→ Job: Search the data below for the string "title". Extract every line that contains it.

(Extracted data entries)
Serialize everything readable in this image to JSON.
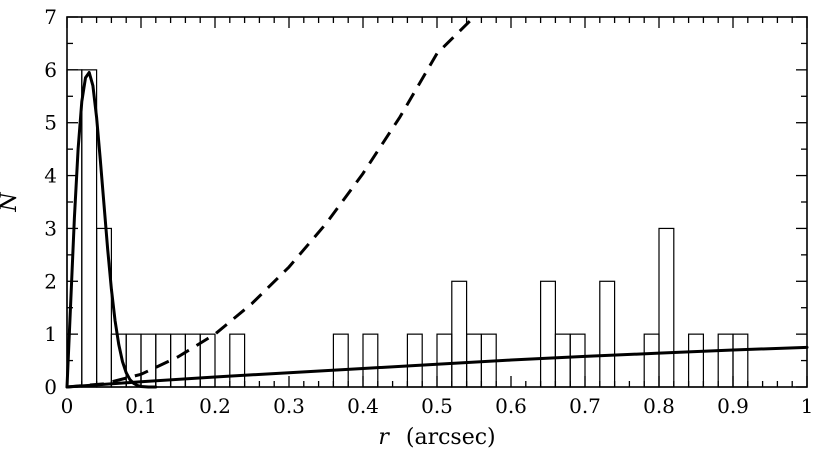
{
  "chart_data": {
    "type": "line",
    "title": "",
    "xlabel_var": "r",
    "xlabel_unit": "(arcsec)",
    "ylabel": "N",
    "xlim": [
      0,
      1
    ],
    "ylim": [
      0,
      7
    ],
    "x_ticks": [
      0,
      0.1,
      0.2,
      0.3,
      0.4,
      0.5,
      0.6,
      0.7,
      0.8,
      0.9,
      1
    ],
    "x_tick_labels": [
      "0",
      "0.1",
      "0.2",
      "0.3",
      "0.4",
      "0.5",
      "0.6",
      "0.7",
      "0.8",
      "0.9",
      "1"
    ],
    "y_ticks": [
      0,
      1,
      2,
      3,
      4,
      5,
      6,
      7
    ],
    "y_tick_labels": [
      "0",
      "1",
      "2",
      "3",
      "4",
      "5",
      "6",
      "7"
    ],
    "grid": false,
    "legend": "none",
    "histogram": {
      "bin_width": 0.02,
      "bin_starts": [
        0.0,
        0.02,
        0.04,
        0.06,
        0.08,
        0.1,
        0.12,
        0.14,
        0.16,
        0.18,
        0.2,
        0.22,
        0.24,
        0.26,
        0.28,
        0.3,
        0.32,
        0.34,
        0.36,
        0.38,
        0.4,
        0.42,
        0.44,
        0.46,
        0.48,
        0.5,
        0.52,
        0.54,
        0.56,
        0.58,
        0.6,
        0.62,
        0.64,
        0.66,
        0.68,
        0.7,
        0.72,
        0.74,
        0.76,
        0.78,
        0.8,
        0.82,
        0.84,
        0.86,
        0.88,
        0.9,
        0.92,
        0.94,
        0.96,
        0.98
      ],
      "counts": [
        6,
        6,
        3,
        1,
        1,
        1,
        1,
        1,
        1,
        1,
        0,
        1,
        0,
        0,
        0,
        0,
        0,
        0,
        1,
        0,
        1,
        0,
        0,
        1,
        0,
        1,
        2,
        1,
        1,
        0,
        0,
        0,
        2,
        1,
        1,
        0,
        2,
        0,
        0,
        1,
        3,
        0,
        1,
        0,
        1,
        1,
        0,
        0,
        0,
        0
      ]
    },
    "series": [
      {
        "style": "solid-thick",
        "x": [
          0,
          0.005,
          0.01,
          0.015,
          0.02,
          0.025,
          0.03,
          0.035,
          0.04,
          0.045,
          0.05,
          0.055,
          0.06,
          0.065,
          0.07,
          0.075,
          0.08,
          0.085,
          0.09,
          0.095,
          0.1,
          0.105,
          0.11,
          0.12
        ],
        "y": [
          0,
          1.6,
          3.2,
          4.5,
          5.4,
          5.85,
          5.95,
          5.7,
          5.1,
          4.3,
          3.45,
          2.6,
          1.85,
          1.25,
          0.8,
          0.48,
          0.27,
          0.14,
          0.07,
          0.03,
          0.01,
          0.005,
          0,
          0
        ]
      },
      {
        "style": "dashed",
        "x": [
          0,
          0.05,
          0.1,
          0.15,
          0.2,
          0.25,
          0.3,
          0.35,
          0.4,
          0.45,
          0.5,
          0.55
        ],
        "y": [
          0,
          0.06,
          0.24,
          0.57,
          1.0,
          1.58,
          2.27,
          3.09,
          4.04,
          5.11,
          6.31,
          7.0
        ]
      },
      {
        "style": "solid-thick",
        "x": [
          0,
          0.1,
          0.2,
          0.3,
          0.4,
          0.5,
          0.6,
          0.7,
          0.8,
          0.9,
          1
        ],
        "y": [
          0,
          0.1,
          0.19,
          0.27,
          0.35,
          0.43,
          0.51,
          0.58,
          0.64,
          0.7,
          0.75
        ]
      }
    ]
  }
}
---
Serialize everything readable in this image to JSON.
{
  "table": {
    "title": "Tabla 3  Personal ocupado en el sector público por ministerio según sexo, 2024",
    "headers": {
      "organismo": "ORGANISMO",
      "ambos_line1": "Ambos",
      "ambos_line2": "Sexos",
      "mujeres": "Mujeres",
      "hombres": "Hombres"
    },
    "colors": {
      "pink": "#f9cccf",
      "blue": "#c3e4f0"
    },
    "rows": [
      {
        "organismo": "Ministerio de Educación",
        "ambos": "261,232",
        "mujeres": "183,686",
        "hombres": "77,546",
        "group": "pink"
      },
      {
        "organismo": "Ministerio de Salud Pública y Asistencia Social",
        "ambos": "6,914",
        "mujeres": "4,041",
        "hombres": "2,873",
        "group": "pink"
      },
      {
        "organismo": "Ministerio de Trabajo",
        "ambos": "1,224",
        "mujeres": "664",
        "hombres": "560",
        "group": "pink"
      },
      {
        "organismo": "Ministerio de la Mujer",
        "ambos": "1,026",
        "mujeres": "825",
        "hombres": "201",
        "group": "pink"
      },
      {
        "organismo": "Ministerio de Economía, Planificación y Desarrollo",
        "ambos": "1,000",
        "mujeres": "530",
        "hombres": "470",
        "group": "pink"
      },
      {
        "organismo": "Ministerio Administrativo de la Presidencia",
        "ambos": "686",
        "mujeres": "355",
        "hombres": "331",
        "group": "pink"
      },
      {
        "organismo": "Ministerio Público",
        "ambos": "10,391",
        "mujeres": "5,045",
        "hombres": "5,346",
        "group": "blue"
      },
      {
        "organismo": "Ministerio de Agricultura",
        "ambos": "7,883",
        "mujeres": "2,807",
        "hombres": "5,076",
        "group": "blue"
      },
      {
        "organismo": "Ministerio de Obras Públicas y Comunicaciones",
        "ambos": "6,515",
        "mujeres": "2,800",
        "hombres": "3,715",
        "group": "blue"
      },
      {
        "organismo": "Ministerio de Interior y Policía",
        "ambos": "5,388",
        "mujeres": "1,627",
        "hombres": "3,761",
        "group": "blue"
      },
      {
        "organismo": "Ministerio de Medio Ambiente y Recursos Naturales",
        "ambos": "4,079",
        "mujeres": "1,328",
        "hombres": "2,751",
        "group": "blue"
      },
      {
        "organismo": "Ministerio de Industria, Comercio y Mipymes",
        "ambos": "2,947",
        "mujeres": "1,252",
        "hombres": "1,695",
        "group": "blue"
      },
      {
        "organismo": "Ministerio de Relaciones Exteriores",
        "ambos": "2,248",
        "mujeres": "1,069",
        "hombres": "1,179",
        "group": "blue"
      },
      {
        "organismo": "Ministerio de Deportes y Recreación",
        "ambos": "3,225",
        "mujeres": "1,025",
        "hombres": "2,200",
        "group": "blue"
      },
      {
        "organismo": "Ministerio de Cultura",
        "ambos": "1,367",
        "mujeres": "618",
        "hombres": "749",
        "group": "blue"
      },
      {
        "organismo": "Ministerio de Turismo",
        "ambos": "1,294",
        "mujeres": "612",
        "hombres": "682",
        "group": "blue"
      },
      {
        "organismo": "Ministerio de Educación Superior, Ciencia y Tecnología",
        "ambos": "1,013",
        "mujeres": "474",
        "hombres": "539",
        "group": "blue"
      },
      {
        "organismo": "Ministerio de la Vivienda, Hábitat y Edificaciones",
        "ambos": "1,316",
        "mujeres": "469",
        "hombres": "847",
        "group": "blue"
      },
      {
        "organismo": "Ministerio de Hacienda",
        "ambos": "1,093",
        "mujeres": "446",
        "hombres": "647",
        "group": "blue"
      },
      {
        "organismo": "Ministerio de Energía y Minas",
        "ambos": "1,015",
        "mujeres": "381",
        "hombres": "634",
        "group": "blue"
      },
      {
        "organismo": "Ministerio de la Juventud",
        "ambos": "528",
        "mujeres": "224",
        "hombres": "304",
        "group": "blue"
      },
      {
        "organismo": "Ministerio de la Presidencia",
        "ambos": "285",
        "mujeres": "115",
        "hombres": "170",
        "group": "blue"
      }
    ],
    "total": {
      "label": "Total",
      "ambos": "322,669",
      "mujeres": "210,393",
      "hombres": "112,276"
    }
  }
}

→ Answer:
    "title": "",
    "title": "Tabla 3  Personal ocupado en el sector público por ministerio según sexo, 2024",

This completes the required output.